__DA SVOLGERE__.
Rispondi a queste domande sul testo riguardante l'Italia e le alleanze atlantiche riportato più sotto.
1. In quale convenzione sono codificate le norme che vietano l'utilizzo delle armi chimiche?
2. Quale Paese è stato avvisato della localizzazione degli obiettivi missilistici?
3. Per che cosa sta la sigla MENA?

__TESTO DI PARTENZA__.
++++

L'Italia ancora fra gli amici Atlantici?

17.04.2018

Lungi da noi difendere il regime illiberale, violento e autocratico del Presidente siriano Bashar Al Assad. Lungi da noi non tenere conto delle norme, codificate nella Convenzione di Parigi, che vietano l'utilizzo delle armi chimiche a tutela della sicurezza della comunità internazionale. È impensabile accusare a prescindere l'Occidente, la globalizzazione, il mondo libero e Israele, sbraitando come fanno gli estremisti di sinistra, contro un'azione che parrebbe circoscritta a una prova di forza, dal momento che la Russia è stata avvisata riguardo alla localizzazione degli obiettivi missilistici e morti non ce ne sono stati. L'Italia non può allontanarsi dalle alleanze atlantiche e occidentali per il semplice fatto che siamo un Paese fondato sulla libertà individuale, sulla democrazia e sullo stato di diritto.

Tuttavia per la nostra storia, la nostra posizione geografica, i nostri interessi, non possiamo nemmeno aderire tout court a linee di politica internazionale che non rispecchino le nostre capacità e il nostro ruolo nello scacchiere internazionale e in particolare nell'area MENA (Middle East and North Africa).

++++

__ESTRATTO DATI__.

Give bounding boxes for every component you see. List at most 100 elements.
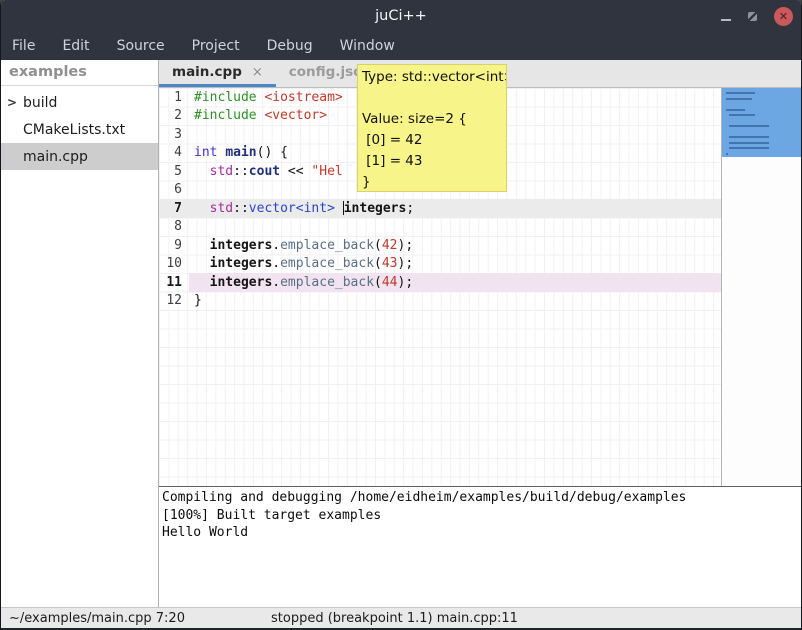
menu-bar: File Edit Source Project Debug Window — [1, 32, 801, 60]
token: <iostream> — [264, 90, 342, 105]
tree-item-label: CMakeLists.txt — [23, 122, 125, 138]
tree-item-build[interactable]: > build — [1, 89, 158, 116]
token: <vector> — [264, 108, 327, 123]
tree-item-CMakeLists.txt[interactable]: CMakeLists.txt — [1, 116, 158, 143]
console-line: Hello World — [162, 524, 801, 542]
menu-file[interactable]: File — [12, 38, 35, 54]
minimap-line — [726, 153, 728, 155]
line-number[interactable]: 8 — [159, 219, 189, 234]
tooltip-line: } — [362, 172, 502, 192]
code-line-11[interactable]: 11 integers.emplace_back(44); — [159, 273, 721, 292]
file-tree: > build CMakeLists.txt main.cpp — [1, 86, 158, 170]
tooltip-line: Value: size=2 { — [362, 109, 502, 130]
menu-window[interactable]: Window — [340, 38, 395, 54]
token: integers — [210, 238, 273, 253]
line-number[interactable]: 12 — [159, 293, 189, 308]
token: . — [272, 238, 280, 253]
token: ( — [374, 256, 382, 271]
menu-debug[interactable]: Debug — [267, 38, 313, 54]
minimap[interactable] — [721, 88, 801, 486]
token — [194, 201, 210, 216]
token: "Hel — [311, 164, 342, 179]
line-text: std::vector<int> integers; — [189, 199, 721, 218]
close-button[interactable]: ✕ — [774, 7, 793, 26]
line-number[interactable]: 9 — [159, 238, 189, 253]
debug-tooltip: Type: std::vector<int> Value: size=2 { [… — [357, 64, 507, 192]
tab-label: main.cpp — [172, 64, 242, 80]
debug-status: stopped (breakpoint 1.1) main.cpp:11 — [271, 611, 518, 626]
maximize-icon[interactable] — [748, 12, 757, 21]
token: ); — [398, 238, 414, 253]
token: emplace_back — [280, 256, 374, 271]
token: ); — [398, 256, 414, 271]
close-icon: ✕ — [779, 11, 788, 22]
token: :: — [233, 201, 249, 216]
tooltip-line — [362, 88, 502, 109]
line-number[interactable]: 5 — [159, 164, 189, 179]
token: #include — [194, 90, 264, 105]
minimap-line — [729, 114, 755, 116]
token: 44 — [382, 275, 398, 290]
minimap-viewport[interactable] — [722, 88, 801, 157]
project-name: examples — [1, 60, 158, 86]
code-line-10[interactable]: 10 integers.emplace_back(43); — [159, 255, 721, 274]
token: :: — [233, 164, 249, 179]
tooltip-line: [0] = 42 — [362, 130, 502, 151]
minimap-line — [726, 92, 755, 94]
line-number[interactable]: 7 — [159, 201, 189, 216]
tree-item-label: main.cpp — [23, 149, 88, 165]
token: vector<int> — [249, 201, 335, 216]
token: ( — [374, 275, 382, 290]
line-number[interactable]: 1 — [159, 90, 189, 105]
output-console[interactable]: Compiling and debugging /home/eidheim/ex… — [159, 486, 801, 607]
menu-source[interactable]: Source — [117, 38, 165, 54]
token — [194, 164, 210, 179]
app-window: juCi++ ✕ File Edit Source Project Debug Windo… — [0, 0, 802, 630]
line-number[interactable]: 10 — [159, 256, 189, 271]
status-bar: ~/examples/main.cpp 7:20 stopped (breakp… — [1, 607, 801, 628]
token: 43 — [382, 256, 398, 271]
code-line-12[interactable]: 12} — [159, 292, 721, 311]
code-line-7[interactable]: 7 std::vector<int> integers; — [159, 199, 721, 218]
token: () { — [257, 145, 288, 160]
token: . — [272, 256, 280, 271]
line-number[interactable]: 6 — [159, 182, 189, 197]
token: #include — [194, 108, 264, 123]
minimap-line — [729, 125, 769, 127]
tree-item-label: build — [23, 95, 57, 111]
minimap-line — [729, 142, 769, 144]
token: ); — [398, 275, 414, 290]
tab-main.cpp[interactable]: main.cpp × — [159, 60, 276, 87]
line-text: integers.emplace_back(43); — [189, 255, 721, 274]
token: int — [194, 145, 217, 160]
line-number[interactable]: 4 — [159, 145, 189, 160]
token — [194, 256, 210, 271]
token: << — [280, 164, 311, 179]
menu-project[interactable]: Project — [192, 38, 240, 54]
token: cout — [249, 164, 280, 179]
line-number[interactable]: 11 — [159, 275, 189, 290]
token: std — [210, 201, 233, 216]
tree-item-main.cpp[interactable]: main.cpp — [1, 143, 158, 170]
token: . — [272, 275, 280, 290]
token: integers — [210, 256, 273, 271]
line-number[interactable]: 2 — [159, 108, 189, 123]
line-text: } — [189, 292, 721, 311]
console-line: Compiling and debugging /home/eidheim/ex… — [162, 489, 801, 507]
token: integers — [210, 275, 273, 290]
menu-edit[interactable]: Edit — [62, 38, 89, 54]
code-line-9[interactable]: 9 integers.emplace_back(42); — [159, 236, 721, 255]
minimap-line — [729, 147, 769, 149]
window-controls: ✕ — [721, 0, 793, 32]
titlebar[interactable]: juCi++ ✕ — [1, 0, 801, 32]
token — [194, 275, 210, 290]
minimize-icon[interactable] — [721, 12, 731, 21]
line-number[interactable]: 3 — [159, 127, 189, 142]
console-line: [100%] Built target examples — [162, 507, 801, 525]
tab-close-icon[interactable]: × — [252, 65, 263, 80]
tooltip-line: [1] = 43 — [362, 151, 502, 172]
expander-icon[interactable]: > — [7, 95, 17, 109]
line-text — [189, 218, 721, 237]
token: } — [194, 293, 202, 308]
code-line-8[interactable]: 8 — [159, 218, 721, 237]
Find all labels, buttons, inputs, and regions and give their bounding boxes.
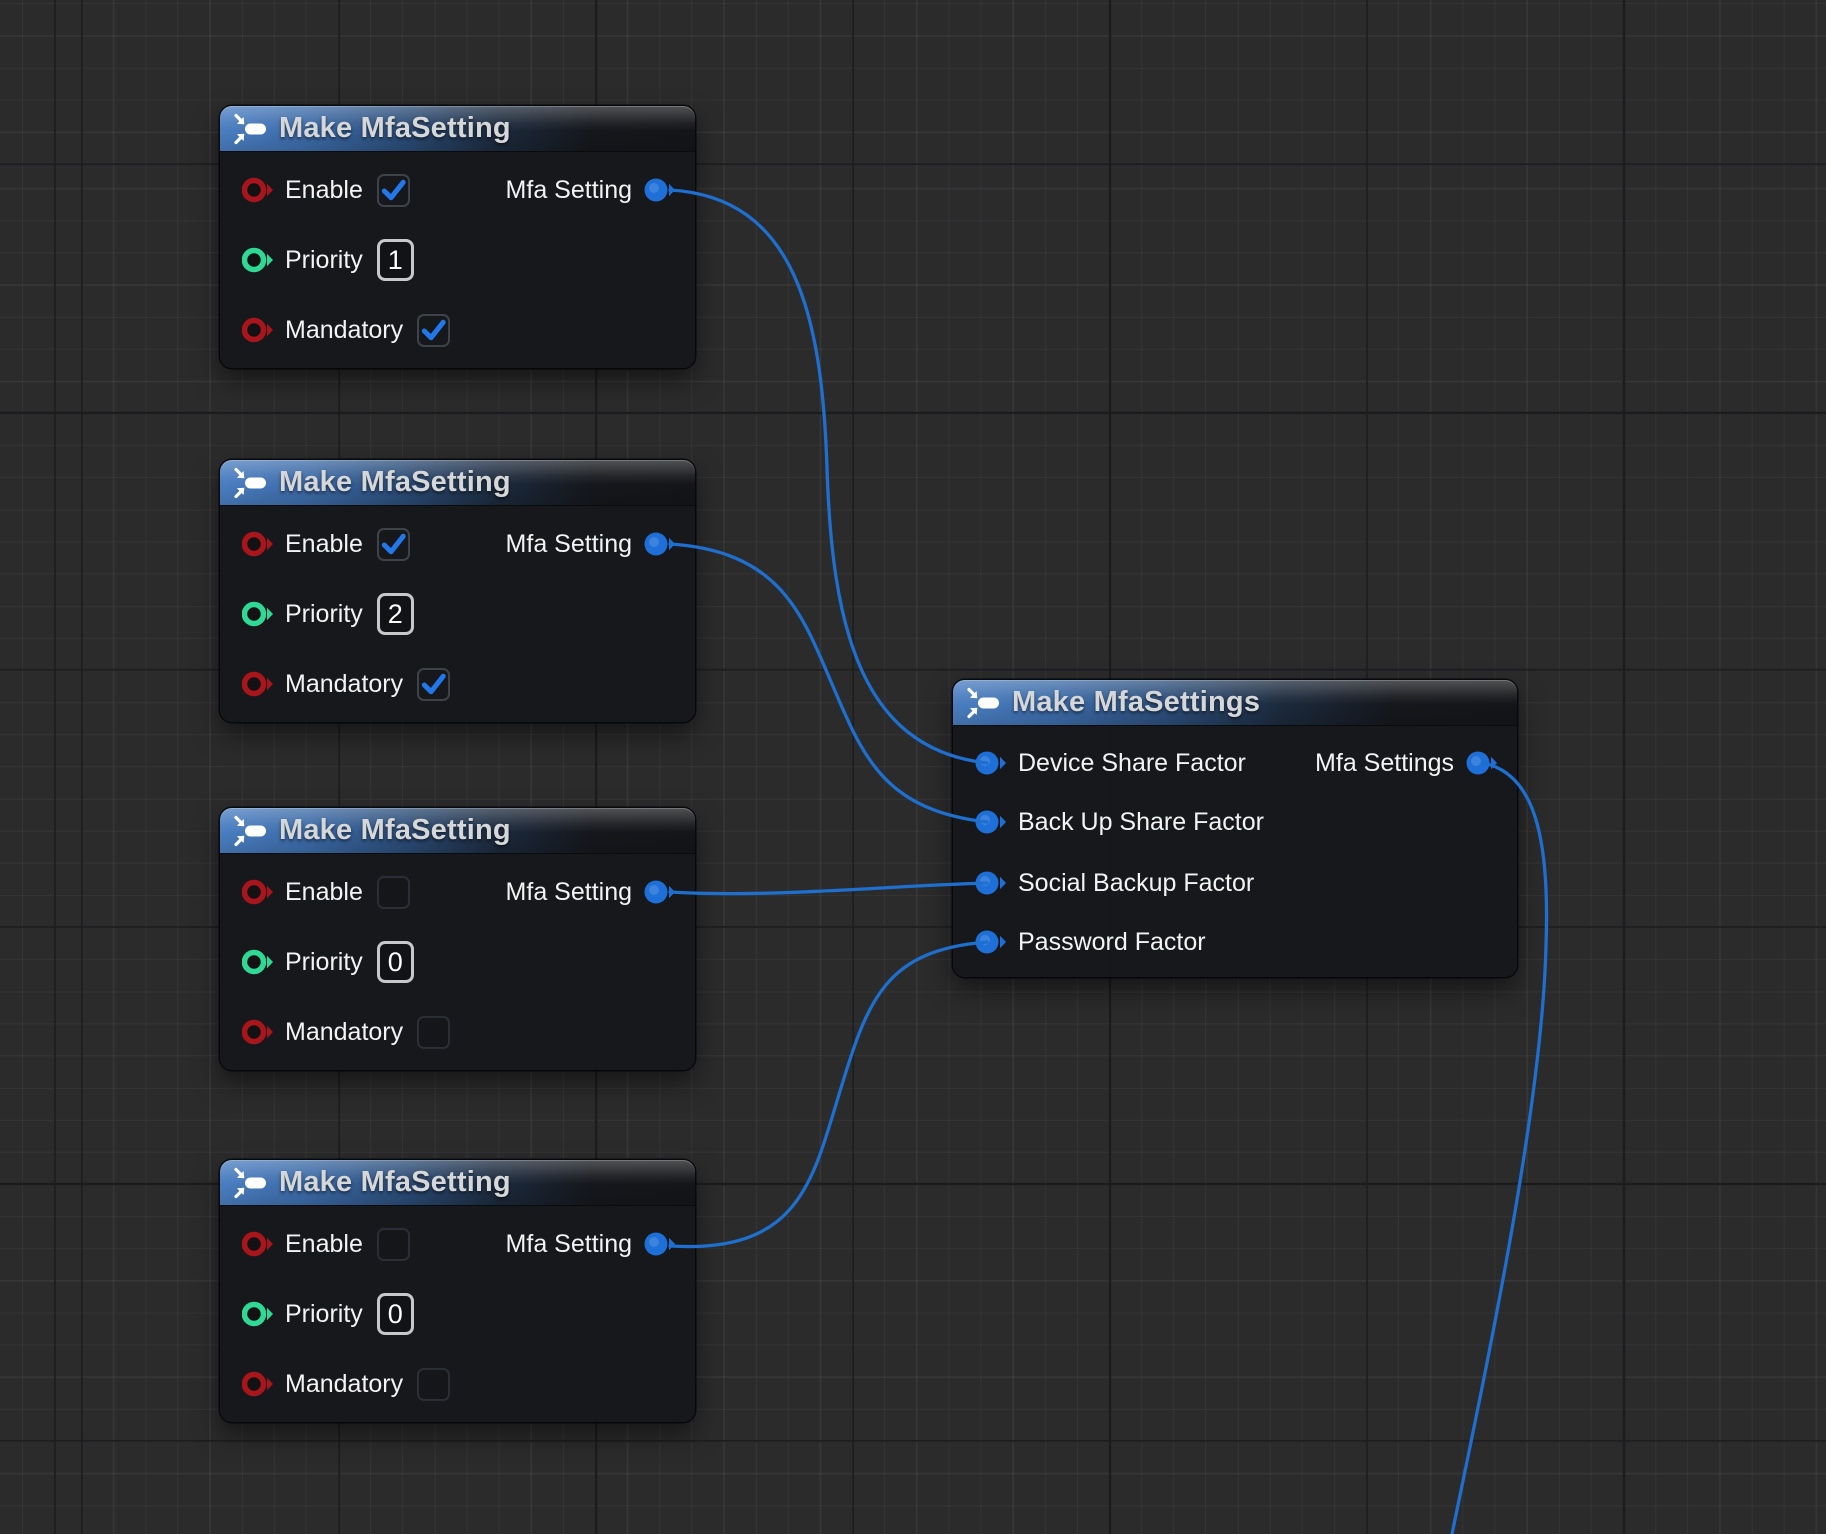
make-mfasetting-1-output-row-mfa-setting: Mfa Setting <box>506 173 675 207</box>
make-mfasetting-1-input-row-enable: Enable <box>242 173 410 207</box>
make-struct-icon <box>965 687 1001 719</box>
pin-label-back-up-share-factor: Back Up Share Factor <box>1018 808 1264 837</box>
priority-value: 2 <box>388 599 403 630</box>
make-mfasetting-3-input-row-mandatory: Mandatory <box>242 1015 450 1049</box>
pin-label-social-backup-factor: Social Backup Factor <box>1018 869 1254 898</box>
pin-label-password-factor: Password Factor <box>1018 928 1206 957</box>
pin-label-enable: Enable <box>285 1230 363 1259</box>
pin-priority-input[interactable] <box>242 1301 273 1327</box>
make-mfasetting-4-output-row-mfa-setting: Mfa Setting <box>506 1227 675 1261</box>
enable-checkbox[interactable] <box>377 528 410 561</box>
mandatory-checkbox[interactable] <box>417 1016 450 1049</box>
make-mfasetting-3-title: Make MfaSetting <box>279 814 511 847</box>
pin-mandatory-input[interactable] <box>242 1019 273 1045</box>
make-mfasetting-2[interactable]: Make MfaSetting Enable Priority 2 Mandatory M… <box>220 460 695 722</box>
pin-mandatory-input[interactable] <box>242 671 273 697</box>
make-struct-icon <box>232 113 268 145</box>
pin-label-mfa-setting: Mfa Setting <box>506 1230 632 1259</box>
make-struct-icon <box>232 1167 268 1199</box>
make-mfasetting-3-input-row-enable: Enable <box>242 875 410 909</box>
make-mfasettings-title: Make MfaSettings <box>1012 686 1260 719</box>
priority-value: 0 <box>388 1299 403 1330</box>
wire-make-mfasetting-4-mfa-setting-to-make-mfasettings-password-factor[interactable] <box>670 942 987 1247</box>
pin-label-priority: Priority <box>285 1300 363 1329</box>
make-mfasetting-2-header[interactable]: Make MfaSetting <box>220 460 695 506</box>
make-mfasettings-input-row-password-factor: Password Factor <box>975 925 1220 959</box>
blueprint-graph-canvas[interactable]: Make MfaSettingEnablePriority1MandatoryM… <box>0 0 1826 1534</box>
pin-label-mfa-setting: Mfa Setting <box>506 878 632 907</box>
pin-enable-input[interactable] <box>242 531 273 557</box>
make-mfasetting-4-input-row-priority: Priority 0 <box>242 1297 414 1331</box>
pin-label-device-share-factor: Device Share Factor <box>1018 749 1246 778</box>
make-mfasettings-input-row-back-up-share-factor: Back Up Share Factor <box>975 805 1278 839</box>
make-mfasetting-4-input-row-mandatory: Mandatory <box>242 1367 450 1401</box>
pin-priority-input[interactable] <box>242 949 273 975</box>
wire-make-mfasetting-2-mfa-setting-to-make-mfasettings-back-up-share-factor[interactable] <box>670 544 987 822</box>
pin-label-enable: Enable <box>285 878 363 907</box>
pin-label-mandatory: Mandatory <box>285 316 403 345</box>
pin-label-enable: Enable <box>285 530 363 559</box>
pin-label-priority: Priority <box>285 948 363 977</box>
pin-label-enable: Enable <box>285 176 363 205</box>
make-mfasetting-2-input-row-mandatory: Mandatory <box>242 667 450 701</box>
make-mfasetting-2-input-row-enable: Enable <box>242 527 410 561</box>
make-mfasettings-header[interactable]: Make MfaSettings <box>953 680 1517 726</box>
priority-value: 1 <box>388 245 403 276</box>
make-mfasetting-3-header[interactable]: Make MfaSetting <box>220 808 695 854</box>
pin-label-mandatory: Mandatory <box>285 1018 403 1047</box>
pin-label-mfa-setting: Mfa Setting <box>506 176 632 205</box>
pin-mandatory-input[interactable] <box>242 1371 273 1397</box>
pin-label-mandatory: Mandatory <box>285 670 403 699</box>
make-mfasetting-1-title: Make MfaSetting <box>279 112 511 145</box>
pin-enable-input[interactable] <box>242 879 273 905</box>
make-mfasetting-2-title: Make MfaSetting <box>279 466 511 499</box>
wire-make-mfasetting-3-mfa-setting-to-make-mfasettings-social-backup-factor[interactable] <box>670 883 987 894</box>
enable-checkbox[interactable] <box>377 1228 410 1261</box>
enable-checkbox[interactable] <box>377 876 410 909</box>
make-mfasetting-1-header[interactable]: Make MfaSetting <box>220 106 695 152</box>
priority-value: 0 <box>388 947 403 978</box>
make-mfasettings-output-row-mfa-settings: Mfa Settings <box>1315 746 1497 780</box>
make-mfasettings-input-row-social-backup-factor: Social Backup Factor <box>975 866 1268 900</box>
mandatory-checkbox[interactable] <box>417 668 450 701</box>
pin-mandatory-input[interactable] <box>242 317 273 343</box>
pin-priority-input[interactable] <box>242 247 273 273</box>
pin-label-mandatory: Mandatory <box>285 1370 403 1399</box>
pin-label-priority: Priority <box>285 246 363 275</box>
make-mfasetting-1-input-row-mandatory: Mandatory <box>242 313 450 347</box>
make-mfasetting-1[interactable]: Make MfaSetting Enable Priority 1 Mandatory M… <box>220 106 695 368</box>
make-mfasetting-4-header[interactable]: Make MfaSetting <box>220 1160 695 1206</box>
make-mfasetting-3[interactable]: Make MfaSetting Enable Priority 0 Mandatory M… <box>220 808 695 1070</box>
mandatory-checkbox[interactable] <box>417 1368 450 1401</box>
pin-mfa-setting-output[interactable] <box>644 1231 675 1257</box>
pin-label-mfa-settings: Mfa Settings <box>1315 749 1454 778</box>
make-mfasetting-3-input-row-priority: Priority 0 <box>242 945 414 979</box>
make-mfasettings-input-row-device-share-factor: Device Share Factor <box>975 746 1260 780</box>
pin-priority-input[interactable] <box>242 601 273 627</box>
make-mfasettings[interactable]: Make MfaSettings Device Share Factor Back … <box>953 680 1517 977</box>
make-mfasetting-1-input-row-priority: Priority 1 <box>242 243 414 277</box>
make-mfasetting-4-input-row-enable: Enable <box>242 1227 410 1261</box>
enable-checkbox[interactable] <box>377 174 410 207</box>
make-struct-icon <box>232 467 268 499</box>
priority-field[interactable]: 1 <box>377 239 414 281</box>
pin-enable-input[interactable] <box>242 177 273 203</box>
make-mfasetting-4-title: Make MfaSetting <box>279 1166 511 1199</box>
make-struct-icon <box>232 815 268 847</box>
make-mfasetting-2-output-row-mfa-setting: Mfa Setting <box>506 527 675 561</box>
priority-field[interactable]: 2 <box>377 593 414 635</box>
pin-enable-input[interactable] <box>242 1231 273 1257</box>
pin-label-mfa-setting: Mfa Setting <box>506 530 632 559</box>
priority-field[interactable]: 0 <box>377 1293 414 1335</box>
make-mfasetting-3-output-row-mfa-setting: Mfa Setting <box>506 875 675 909</box>
priority-field[interactable]: 0 <box>377 941 414 983</box>
mandatory-checkbox[interactable] <box>417 314 450 347</box>
pin-label-priority: Priority <box>285 600 363 629</box>
make-mfasetting-4[interactable]: Make MfaSetting Enable Priority 0 Mandatory M… <box>220 1160 695 1422</box>
make-mfasetting-2-input-row-priority: Priority 2 <box>242 597 414 631</box>
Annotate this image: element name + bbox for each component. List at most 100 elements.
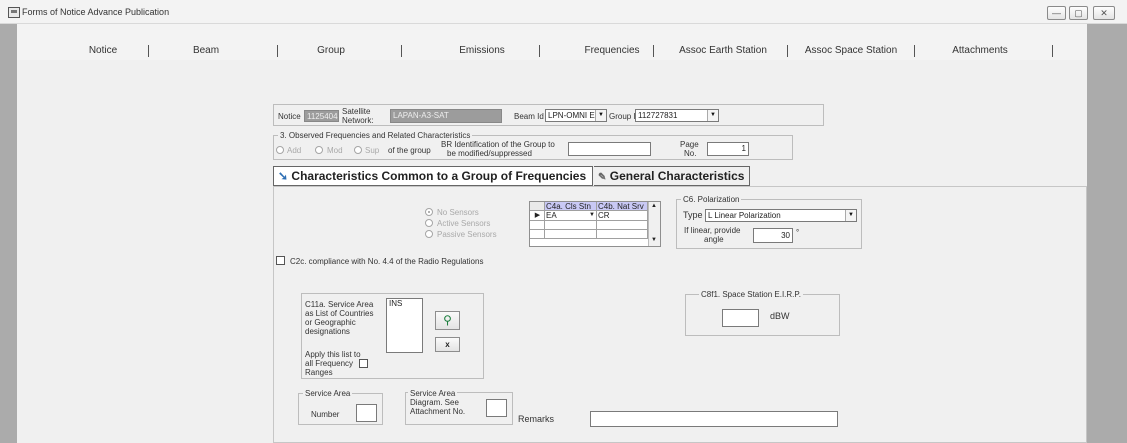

++++

__ESERCIZIO SVOLTO__.
1. Le norme sono codificate nella Convenzione di Parigi.
2. È stata avvisata la Russia.
3. La sigla MENA sta per Middle East and North Africa.